------ Dataset records ------

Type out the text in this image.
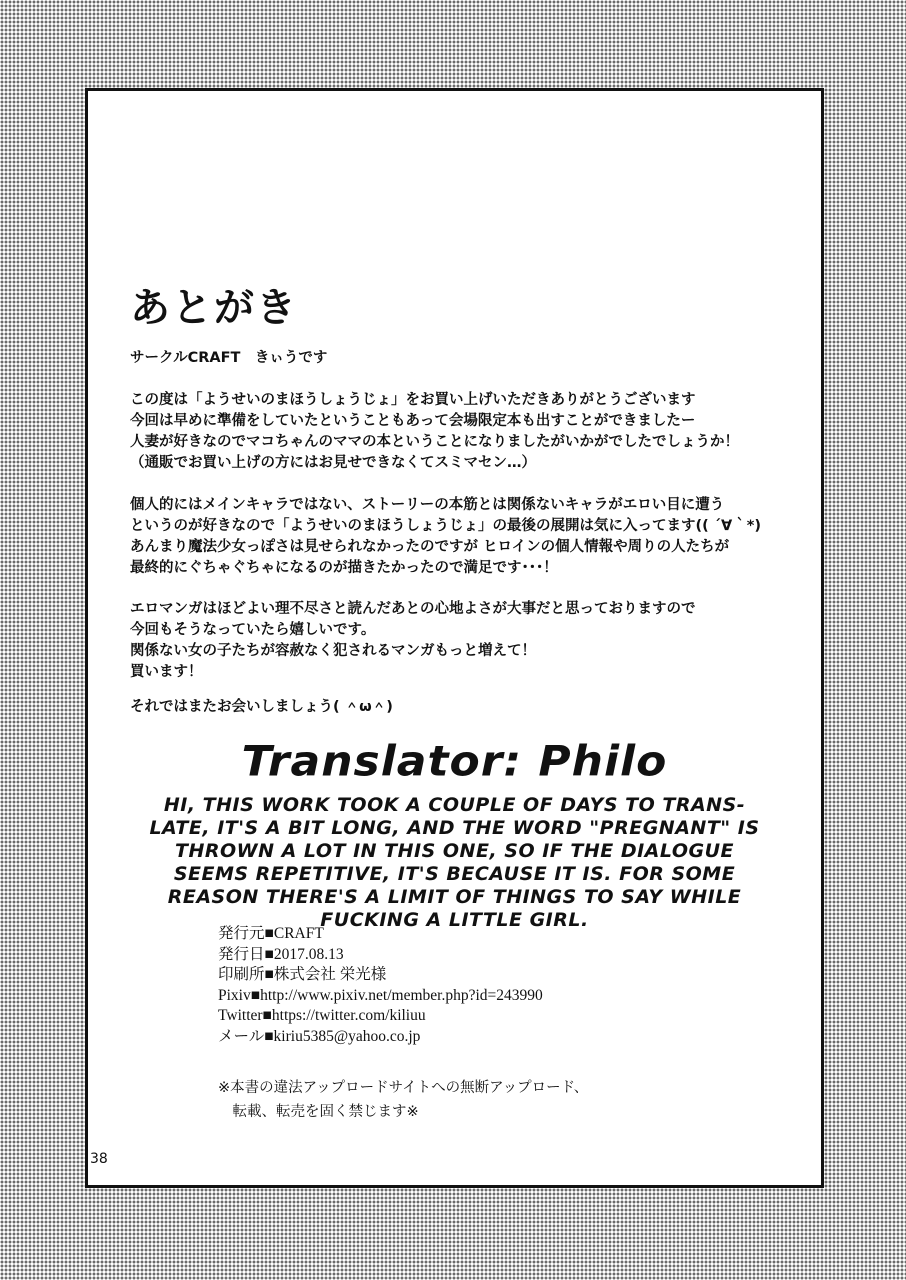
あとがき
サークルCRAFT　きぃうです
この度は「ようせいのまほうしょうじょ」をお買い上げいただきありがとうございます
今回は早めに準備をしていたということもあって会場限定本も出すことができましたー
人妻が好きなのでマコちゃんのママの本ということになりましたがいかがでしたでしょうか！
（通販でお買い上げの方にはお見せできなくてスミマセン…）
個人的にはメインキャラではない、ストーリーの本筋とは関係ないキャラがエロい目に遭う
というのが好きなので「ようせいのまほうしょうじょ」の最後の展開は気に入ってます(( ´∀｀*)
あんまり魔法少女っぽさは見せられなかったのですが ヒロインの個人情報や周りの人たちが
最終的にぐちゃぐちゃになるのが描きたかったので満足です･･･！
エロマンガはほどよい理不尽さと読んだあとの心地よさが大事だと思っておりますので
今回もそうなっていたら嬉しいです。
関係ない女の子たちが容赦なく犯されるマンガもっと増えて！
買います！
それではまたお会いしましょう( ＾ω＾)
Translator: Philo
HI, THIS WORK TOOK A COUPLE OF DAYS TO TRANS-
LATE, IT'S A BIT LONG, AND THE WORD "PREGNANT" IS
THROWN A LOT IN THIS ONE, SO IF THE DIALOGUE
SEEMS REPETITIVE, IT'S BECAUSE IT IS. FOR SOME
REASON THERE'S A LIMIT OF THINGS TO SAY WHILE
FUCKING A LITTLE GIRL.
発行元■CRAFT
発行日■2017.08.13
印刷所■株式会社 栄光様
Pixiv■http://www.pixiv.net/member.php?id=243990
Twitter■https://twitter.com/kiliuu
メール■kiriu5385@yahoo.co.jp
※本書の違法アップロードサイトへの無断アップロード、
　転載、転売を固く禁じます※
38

------

» **Stated problem**: Work out how many lines of the listing above include the word "ようせいのまほうしょうじょ". Reply with nothing but the count.

» **Solution for this task**: 2